(Data entries)
>>>

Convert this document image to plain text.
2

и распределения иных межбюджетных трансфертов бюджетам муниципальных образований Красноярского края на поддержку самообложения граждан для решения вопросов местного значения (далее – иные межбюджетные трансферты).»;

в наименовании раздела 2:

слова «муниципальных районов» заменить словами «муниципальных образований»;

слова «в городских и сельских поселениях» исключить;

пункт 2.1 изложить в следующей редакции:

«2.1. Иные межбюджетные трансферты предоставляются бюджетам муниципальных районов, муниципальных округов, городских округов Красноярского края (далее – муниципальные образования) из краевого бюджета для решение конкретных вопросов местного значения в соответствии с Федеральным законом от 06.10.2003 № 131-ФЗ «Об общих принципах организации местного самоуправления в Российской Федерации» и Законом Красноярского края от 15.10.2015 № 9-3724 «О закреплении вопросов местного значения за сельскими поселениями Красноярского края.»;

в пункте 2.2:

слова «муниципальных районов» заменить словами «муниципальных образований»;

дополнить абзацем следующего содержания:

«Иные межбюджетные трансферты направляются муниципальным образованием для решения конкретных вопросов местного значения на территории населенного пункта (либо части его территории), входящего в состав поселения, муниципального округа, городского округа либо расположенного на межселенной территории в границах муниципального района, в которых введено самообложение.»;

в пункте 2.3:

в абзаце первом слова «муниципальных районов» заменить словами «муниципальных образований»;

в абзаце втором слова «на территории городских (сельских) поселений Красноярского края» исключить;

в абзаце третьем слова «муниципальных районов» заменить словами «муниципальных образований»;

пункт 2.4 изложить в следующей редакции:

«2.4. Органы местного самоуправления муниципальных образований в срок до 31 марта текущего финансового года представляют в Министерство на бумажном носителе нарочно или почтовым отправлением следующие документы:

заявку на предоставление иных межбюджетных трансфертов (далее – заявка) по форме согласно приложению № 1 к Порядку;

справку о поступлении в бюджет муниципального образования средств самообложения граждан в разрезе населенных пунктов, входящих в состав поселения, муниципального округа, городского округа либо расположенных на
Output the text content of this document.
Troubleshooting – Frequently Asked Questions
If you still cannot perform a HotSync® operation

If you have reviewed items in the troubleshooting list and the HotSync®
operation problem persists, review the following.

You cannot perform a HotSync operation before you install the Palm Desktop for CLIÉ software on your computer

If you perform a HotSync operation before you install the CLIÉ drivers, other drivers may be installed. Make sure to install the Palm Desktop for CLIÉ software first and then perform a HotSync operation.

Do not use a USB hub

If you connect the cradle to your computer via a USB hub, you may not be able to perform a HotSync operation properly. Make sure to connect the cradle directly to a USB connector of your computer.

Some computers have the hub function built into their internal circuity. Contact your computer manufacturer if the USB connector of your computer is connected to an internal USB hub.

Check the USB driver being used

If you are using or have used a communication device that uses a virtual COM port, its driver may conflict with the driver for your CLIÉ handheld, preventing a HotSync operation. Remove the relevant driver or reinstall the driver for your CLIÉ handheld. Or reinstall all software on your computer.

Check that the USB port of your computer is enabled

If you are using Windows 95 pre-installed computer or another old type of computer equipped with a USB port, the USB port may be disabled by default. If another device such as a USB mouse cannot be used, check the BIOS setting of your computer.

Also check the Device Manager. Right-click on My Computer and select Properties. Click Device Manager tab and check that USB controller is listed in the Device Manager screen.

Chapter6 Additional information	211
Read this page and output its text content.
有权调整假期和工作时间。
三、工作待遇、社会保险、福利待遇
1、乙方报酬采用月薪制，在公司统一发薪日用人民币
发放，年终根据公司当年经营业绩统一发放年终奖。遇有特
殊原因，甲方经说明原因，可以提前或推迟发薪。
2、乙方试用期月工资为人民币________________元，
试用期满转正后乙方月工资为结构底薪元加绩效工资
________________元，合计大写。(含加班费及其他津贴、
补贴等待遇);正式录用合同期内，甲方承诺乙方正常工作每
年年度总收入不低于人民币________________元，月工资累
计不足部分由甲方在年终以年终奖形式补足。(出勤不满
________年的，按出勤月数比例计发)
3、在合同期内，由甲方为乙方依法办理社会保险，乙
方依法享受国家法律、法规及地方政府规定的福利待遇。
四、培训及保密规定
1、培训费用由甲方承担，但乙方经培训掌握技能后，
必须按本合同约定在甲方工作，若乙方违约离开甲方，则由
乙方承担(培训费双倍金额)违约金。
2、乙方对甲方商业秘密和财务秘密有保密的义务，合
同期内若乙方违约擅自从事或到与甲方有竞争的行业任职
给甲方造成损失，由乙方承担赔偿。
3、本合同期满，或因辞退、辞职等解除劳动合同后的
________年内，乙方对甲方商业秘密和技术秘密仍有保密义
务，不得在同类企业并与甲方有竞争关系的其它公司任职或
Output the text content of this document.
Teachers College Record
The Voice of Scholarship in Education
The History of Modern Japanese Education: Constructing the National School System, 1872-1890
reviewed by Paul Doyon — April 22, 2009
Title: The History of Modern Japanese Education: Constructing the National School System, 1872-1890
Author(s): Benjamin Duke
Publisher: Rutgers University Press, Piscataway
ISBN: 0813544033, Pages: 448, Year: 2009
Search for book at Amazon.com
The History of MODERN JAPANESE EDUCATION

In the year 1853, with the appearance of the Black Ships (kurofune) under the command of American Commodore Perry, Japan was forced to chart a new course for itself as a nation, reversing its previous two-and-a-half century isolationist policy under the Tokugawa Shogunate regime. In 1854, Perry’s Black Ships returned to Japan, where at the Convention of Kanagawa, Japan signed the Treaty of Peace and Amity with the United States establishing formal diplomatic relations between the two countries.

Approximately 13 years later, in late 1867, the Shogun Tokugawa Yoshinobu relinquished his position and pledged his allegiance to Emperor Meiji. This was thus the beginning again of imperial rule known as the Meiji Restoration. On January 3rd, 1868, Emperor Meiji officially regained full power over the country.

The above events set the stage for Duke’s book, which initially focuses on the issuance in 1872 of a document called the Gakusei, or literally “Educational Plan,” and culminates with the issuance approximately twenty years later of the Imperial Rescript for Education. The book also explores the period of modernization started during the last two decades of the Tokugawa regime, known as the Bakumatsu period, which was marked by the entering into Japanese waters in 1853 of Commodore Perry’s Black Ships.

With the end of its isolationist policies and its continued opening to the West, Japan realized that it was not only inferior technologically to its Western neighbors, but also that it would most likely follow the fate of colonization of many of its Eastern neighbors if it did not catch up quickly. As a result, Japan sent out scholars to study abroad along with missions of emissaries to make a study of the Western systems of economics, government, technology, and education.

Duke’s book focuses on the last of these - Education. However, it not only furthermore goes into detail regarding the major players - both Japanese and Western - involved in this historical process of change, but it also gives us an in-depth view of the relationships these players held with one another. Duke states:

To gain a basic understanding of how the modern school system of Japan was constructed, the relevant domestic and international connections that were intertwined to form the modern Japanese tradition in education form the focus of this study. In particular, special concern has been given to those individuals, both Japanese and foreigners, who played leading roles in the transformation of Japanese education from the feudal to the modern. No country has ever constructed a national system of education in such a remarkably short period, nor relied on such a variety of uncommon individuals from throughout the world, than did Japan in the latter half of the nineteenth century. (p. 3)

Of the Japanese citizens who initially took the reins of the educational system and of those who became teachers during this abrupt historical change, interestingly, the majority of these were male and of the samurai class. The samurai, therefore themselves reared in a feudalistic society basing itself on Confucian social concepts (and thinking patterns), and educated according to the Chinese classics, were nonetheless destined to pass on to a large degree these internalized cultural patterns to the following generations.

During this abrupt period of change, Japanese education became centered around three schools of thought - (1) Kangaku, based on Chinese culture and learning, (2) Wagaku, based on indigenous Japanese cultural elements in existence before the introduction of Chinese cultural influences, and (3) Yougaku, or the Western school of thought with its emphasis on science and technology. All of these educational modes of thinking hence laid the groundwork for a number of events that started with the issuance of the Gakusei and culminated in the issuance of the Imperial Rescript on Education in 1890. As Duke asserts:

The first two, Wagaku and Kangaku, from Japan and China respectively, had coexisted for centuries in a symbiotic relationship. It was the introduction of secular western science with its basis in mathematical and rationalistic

<<<

▶ [EXERCISE DIRECTIONS]:
Copy every line of the listing that contains the word "Perry".

▶ [WORKED ANSWER]:
In the year 1853, with the appearance of the Black Ships (kurofune) under the command of American Commodore Perry, Japan was forced to chart a new course for itself as a nation, reversing its previous two-and-a-half century isolationist policy under the Tokugawa Shogunate regime. In 1854, Perry’s Black Ships returned to Japan, where at the Convention of Kanagawa, Japan signed the Treaty of Peace and Amity with the United States establishing formal diplomatic relations between the two countries.
The above events set the stage for Duke’s book, which initially focuses on the issuance in 1872 of a document called the Gakusei, or literally “Educational Plan,” and culminates with the issuance approximately twenty years later of the Imperial Rescript for Education. The book also explores the period of modernization started during the last two decades of the Tokugawa regime, known as the Bakumatsu period, which was marked by the entering into Japanese waters in 1853 of Commodore Perry’s Black Ships.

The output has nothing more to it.